*Given exercise:*
Give back the full listing verbatim, apart from its images.

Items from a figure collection
- - -
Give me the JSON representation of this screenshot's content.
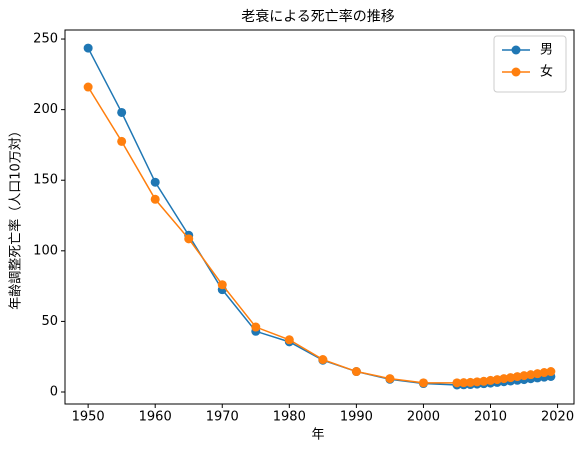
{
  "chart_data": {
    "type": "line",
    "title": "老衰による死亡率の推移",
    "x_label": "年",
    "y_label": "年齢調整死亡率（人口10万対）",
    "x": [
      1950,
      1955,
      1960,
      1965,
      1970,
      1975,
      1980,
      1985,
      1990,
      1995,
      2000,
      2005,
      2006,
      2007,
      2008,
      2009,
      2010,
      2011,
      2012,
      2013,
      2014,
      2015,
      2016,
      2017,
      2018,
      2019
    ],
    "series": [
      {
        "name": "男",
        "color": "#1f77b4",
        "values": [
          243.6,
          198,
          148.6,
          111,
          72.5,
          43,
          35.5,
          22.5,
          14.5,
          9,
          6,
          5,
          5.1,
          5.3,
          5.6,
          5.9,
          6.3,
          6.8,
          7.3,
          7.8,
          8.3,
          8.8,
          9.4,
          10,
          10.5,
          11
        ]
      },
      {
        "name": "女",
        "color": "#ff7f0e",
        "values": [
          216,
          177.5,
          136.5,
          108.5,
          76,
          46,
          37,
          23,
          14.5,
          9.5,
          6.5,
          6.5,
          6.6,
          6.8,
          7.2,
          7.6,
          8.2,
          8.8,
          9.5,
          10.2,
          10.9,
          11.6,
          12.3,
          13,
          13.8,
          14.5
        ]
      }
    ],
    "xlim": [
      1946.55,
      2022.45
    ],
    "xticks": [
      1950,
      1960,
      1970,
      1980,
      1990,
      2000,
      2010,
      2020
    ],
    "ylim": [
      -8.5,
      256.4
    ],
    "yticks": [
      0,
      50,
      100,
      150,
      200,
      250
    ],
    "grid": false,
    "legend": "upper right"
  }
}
- - -
*Answer for the task:*
Give me the JSON representation of this screenshot's content.
{
  "chart_data": {
    "type": "line",
    "title": "老衰による死亡率の推移",
    "x_label": "年",
    "y_label": "年齢調整死亡率（人口10万対）",
    "x": [
      1950,
      1955,
      1960,
      1965,
      1970,
      1975,
      1980,
      1985,
      1990,
      1995,
      2000,
      2005,
      2006,
      2007,
      2008,
      2009,
      2010,
      2011,
      2012,
      2013,
      2014,
      2015,
      2016,
      2017,
      2018,
      2019
    ],
    "series": [
      {
        "name": "男",
        "color": "#1f77b4",
        "values": [
          243.6,
          198,
          148.6,
          111,
          72.5,
          43,
          35.5,
          22.5,
          14.5,
          9,
          6,
          5,
          5.1,
          5.3,
          5.6,
          5.9,
          6.3,
          6.8,
          7.3,
          7.8,
          8.3,
          8.8,
          9.4,
          10,
          10.5,
          11
        ]
      },
      {
        "name": "女",
        "color": "#ff7f0e",
        "values": [
          216,
          177.5,
          136.5,
          108.5,
          76,
          46,
          37,
          23,
          14.5,
          9.5,
          6.5,
          6.5,
          6.6,
          6.8,
          7.2,
          7.6,
          8.2,
          8.8,
          9.5,
          10.2,
          10.9,
          11.6,
          12.3,
          13,
          13.8,
          14.5
        ]
      }
    ],
    "xlim": [
      1946.55,
      2022.45
    ],
    "xticks": [
      1950,
      1960,
      1970,
      1980,
      1990,
      2000,
      2010,
      2020
    ],
    "ylim": [
      -8.5,
      256.4
    ],
    "yticks": [
      0,
      50,
      100,
      150,
      200,
      250
    ],
    "grid": false,
    "legend": "upper right"
  }
}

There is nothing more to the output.